» **Instruction**
Locate the line containing "Parse this screenshot: output" in the data below. Reproduce it and every following line up to the end, exactly as given.

(Raw records)
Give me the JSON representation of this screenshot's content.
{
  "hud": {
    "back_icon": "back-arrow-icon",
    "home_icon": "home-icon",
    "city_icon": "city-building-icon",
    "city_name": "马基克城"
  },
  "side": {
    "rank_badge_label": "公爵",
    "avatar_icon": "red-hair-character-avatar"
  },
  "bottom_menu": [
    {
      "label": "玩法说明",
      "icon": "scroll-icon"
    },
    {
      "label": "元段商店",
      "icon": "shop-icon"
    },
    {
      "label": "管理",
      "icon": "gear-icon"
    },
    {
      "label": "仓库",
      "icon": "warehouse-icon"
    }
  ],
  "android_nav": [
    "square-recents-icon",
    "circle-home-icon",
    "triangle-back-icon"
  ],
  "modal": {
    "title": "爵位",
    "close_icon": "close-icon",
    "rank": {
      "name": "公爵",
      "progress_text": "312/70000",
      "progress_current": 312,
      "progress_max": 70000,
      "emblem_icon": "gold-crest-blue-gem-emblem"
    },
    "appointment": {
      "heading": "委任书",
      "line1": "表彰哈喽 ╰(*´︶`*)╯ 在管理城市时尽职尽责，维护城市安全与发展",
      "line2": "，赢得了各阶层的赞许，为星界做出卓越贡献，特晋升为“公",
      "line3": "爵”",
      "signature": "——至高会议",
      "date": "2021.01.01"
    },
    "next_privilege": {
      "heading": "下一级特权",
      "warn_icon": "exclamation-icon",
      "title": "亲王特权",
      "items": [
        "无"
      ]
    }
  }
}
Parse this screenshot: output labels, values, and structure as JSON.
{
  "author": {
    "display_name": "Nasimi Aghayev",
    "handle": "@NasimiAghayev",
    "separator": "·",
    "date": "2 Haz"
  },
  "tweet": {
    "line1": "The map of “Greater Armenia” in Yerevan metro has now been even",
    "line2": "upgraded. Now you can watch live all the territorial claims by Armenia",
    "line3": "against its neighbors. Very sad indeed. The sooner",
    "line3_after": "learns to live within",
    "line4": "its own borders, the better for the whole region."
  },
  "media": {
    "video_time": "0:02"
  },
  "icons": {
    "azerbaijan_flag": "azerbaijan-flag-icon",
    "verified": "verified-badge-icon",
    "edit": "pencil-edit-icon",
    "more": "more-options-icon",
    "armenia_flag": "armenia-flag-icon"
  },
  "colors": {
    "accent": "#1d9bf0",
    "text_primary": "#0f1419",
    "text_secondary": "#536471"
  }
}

» **Result of this task**
Parse this screenshot: output labels, values, and structure as JSON.
{
  "author": {
    "display_name": "Nasimi Aghayev",
    "handle": "@NasimiAghayev",
    "separator": "·",
    "date": "2 Haz"
  },
  "tweet": {
    "line1": "The map of “Greater Armenia” in Yerevan metro has now been even",
    "line2": "upgraded. Now you can watch live all the territorial claims by Armenia",
    "line3": "against its neighbors. Very sad indeed. The sooner",
    "line3_after": "learns to live within",
    "line4": "its own borders, the better for the whole region."
  },
  "media": {
    "video_time": "0:02"
  },
  "icons": {
    "azerbaijan_flag": "azerbaijan-flag-icon",
    "verified": "verified-badge-icon",
    "edit": "pencil-edit-icon",
    "more": "more-options-icon",
    "armenia_flag": "armenia-flag-icon"
  },
  "colors": {
    "accent": "#1d9bf0",
    "text_primary": "#0f1419",
    "text_secondary": "#536471"
  }
}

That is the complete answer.